Dataset excerpts:
*****

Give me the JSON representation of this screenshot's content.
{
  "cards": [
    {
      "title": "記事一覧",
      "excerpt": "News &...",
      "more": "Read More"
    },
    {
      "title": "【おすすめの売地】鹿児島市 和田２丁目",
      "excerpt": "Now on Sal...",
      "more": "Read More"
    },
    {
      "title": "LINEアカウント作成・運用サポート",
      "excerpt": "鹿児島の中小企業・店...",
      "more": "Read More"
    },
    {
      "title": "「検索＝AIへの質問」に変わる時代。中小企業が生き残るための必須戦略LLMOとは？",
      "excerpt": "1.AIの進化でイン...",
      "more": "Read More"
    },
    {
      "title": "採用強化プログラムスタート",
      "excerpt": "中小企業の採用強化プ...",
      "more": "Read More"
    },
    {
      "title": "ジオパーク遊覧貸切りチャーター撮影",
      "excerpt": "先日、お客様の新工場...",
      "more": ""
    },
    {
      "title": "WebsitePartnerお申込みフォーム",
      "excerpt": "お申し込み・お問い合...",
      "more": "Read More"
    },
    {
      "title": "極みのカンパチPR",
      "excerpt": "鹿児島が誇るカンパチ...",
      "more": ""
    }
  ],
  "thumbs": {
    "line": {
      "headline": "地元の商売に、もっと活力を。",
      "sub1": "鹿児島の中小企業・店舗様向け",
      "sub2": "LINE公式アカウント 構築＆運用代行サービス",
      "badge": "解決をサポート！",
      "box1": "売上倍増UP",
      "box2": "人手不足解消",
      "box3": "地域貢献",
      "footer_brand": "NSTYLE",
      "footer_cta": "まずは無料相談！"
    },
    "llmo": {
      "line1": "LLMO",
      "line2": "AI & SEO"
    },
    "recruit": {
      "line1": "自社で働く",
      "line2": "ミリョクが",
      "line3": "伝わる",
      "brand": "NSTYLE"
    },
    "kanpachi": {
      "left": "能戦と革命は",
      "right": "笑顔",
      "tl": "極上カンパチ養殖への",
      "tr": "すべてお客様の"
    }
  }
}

*****

● Your objective: Write out every line exactly as it stands.

● Complete answer:
Give me the JSON representation of this screenshot's content.
{
  "cards": [
    {
      "title": "記事一覧",
      "excerpt": "News &...",
      "more": "Read More"
    },
    {
      "title": "【おすすめの売地】鹿児島市 和田２丁目",
      "excerpt": "Now on Sal...",
      "more": "Read More"
    },
    {
      "title": "LINEアカウント作成・運用サポート",
      "excerpt": "鹿児島の中小企業・店...",
      "more": "Read More"
    },
    {
      "title": "「検索＝AIへの質問」に変わる時代。中小企業が生き残るための必須戦略LLMOとは？",
      "excerpt": "1.AIの進化でイン...",
      "more": "Read More"
    },
    {
      "title": "採用強化プログラムスタート",
      "excerpt": "中小企業の採用強化プ...",
      "more": "Read More"
    },
    {
      "title": "ジオパーク遊覧貸切りチャーター撮影",
      "excerpt": "先日、お客様の新工場...",
      "more": ""
    },
    {
      "title": "WebsitePartnerお申込みフォーム",
      "excerpt": "お申し込み・お問い合...",
      "more": "Read More"
    },
    {
      "title": "極みのカンパチPR",
      "excerpt": "鹿児島が誇るカンパチ...",
      "more": ""
    }
  ],
  "thumbs": {
    "line": {
      "headline": "地元の商売に、もっと活力を。",
      "sub1": "鹿児島の中小企業・店舗様向け",
      "sub2": "LINE公式アカウント 構築＆運用代行サービス",
      "badge": "解決をサポート！",
      "box1": "売上倍増UP",
      "box2": "人手不足解消",
      "box3": "地域貢献",
      "footer_brand": "NSTYLE",
      "footer_cta": "まずは無料相談！"
    },
    "llmo": {
      "line1": "LLMO",
      "line2": "AI & SEO"
    },
    "recruit": {
      "line1": "自社で働く",
      "line2": "ミリョクが",
      "line3": "伝わる",
      "brand": "NSTYLE"
    },
    "kanpachi": {
      "left": "能戦と革命は",
      "right": "笑顔",
      "tl": "極上カンパチ養殖への",
      "tr": "すべてお客様の"
    }
  }
}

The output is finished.